◆ **Set problem**
Reproduce exactly the lines from the one containing "Extract the structured" through the last line of the records below, both included. Leave out any pictures.

◆ **Input**
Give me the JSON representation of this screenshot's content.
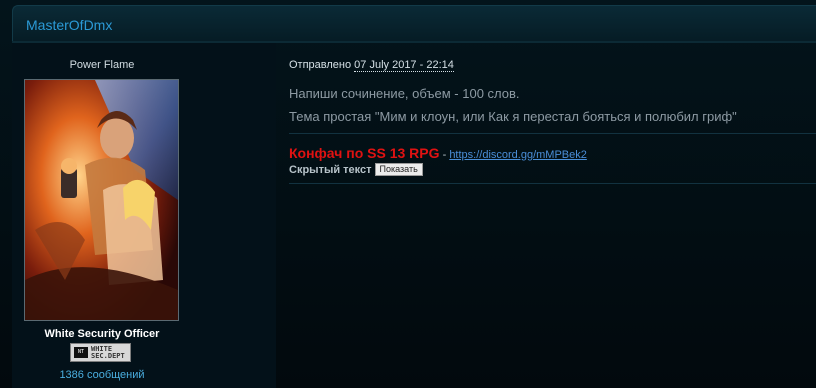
{
  "post": {
    "author": "MasterOfDmx",
    "sent_label": "Отправлено",
    "date": "07 July 2017 - 22:14",
    "lines": [
      "Напиши сочинение, объем - 100 слов.",
      "Тема простая \"Мим и клоун, или Как я перестал бояться и полюбил гриф\""
    ]
  },
  "profile": {
    "rank": "Power Flame",
    "group": "White Security Officer",
    "badge_text": [
      "WHITE",
      "SEC.DEPT"
    ],
    "badge_logo": "NT",
    "post_count": "1386 сообщений"
  },
  "signature": {
    "promo": "Конфач по SS 13 RPG",
    "separator": " - ",
    "link": "https://discord.gg/mMPBek2",
    "spoiler_label": "Скрытый текст",
    "spoiler_button": "Показать"
  },
  "colors": {
    "author": "#2b9ad6",
    "promo": "#e01212",
    "link": "#4a8ed8"
  }
}
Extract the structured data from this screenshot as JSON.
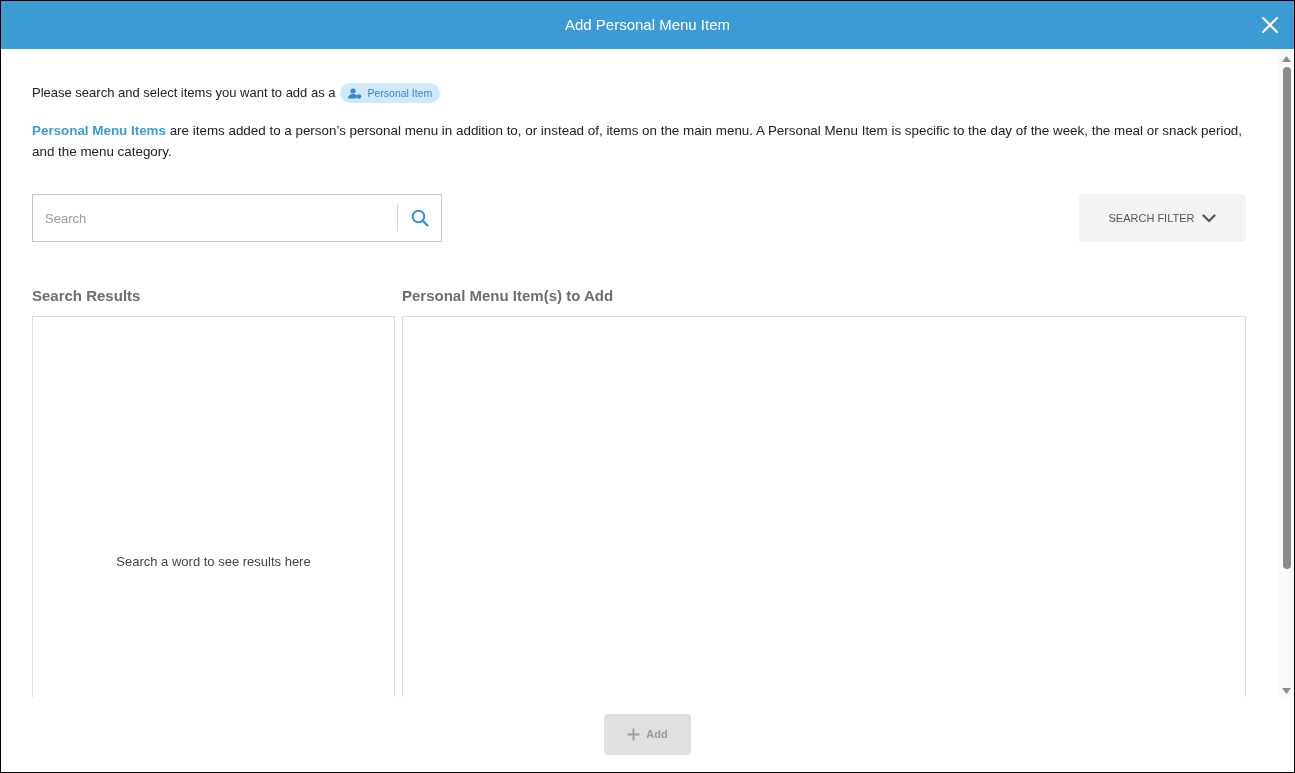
{
  "window": {
    "title": "Add Personal Menu Item"
  },
  "intro": {
    "text": "Please search and select items you want to add as a",
    "tag": "Personal Item"
  },
  "description": "**Personal Menu Items** are items added to a person’s personal menu in addition to, or instead of, items on the main menu. A Personal Menu Item is specific to the day of the week, the meal or snack period, and the menu category.",
  "search": {
    "placeholder": "Search"
  },
  "search_filter": {
    "label": "SEARCH FILTER",
    "expanded": false
  },
  "search_results": {
    "heading": "Search Results",
    "empty_message": "Search a word to see results here"
  },
  "items_to_add": {
    "heading": "Personal Menu Item(s) to Add"
  },
  "buttons": [
    {
      "label": "Add",
      "disabled": true
    }
  ]
}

◆ **Expected answer**
Extract the structured data from this screenshot as JSON.
{
  "window": {
    "title": "Add Personal Menu Item"
  },
  "intro": {
    "text": "Please search and select items you want to add as a",
    "tag": "Personal Item"
  },
  "description": "**Personal Menu Items** are items added to a person’s personal menu in addition to, or instead of, items on the main menu. A Personal Menu Item is specific to the day of the week, the meal or snack period, and the menu category.",
  "search": {
    "placeholder": "Search"
  },
  "search_filter": {
    "label": "SEARCH FILTER",
    "expanded": false
  },
  "search_results": {
    "heading": "Search Results",
    "empty_message": "Search a word to see results here"
  },
  "items_to_add": {
    "heading": "Personal Menu Item(s) to Add"
  },
  "buttons": [
    {
      "label": "Add",
      "disabled": true
    }
  ]
}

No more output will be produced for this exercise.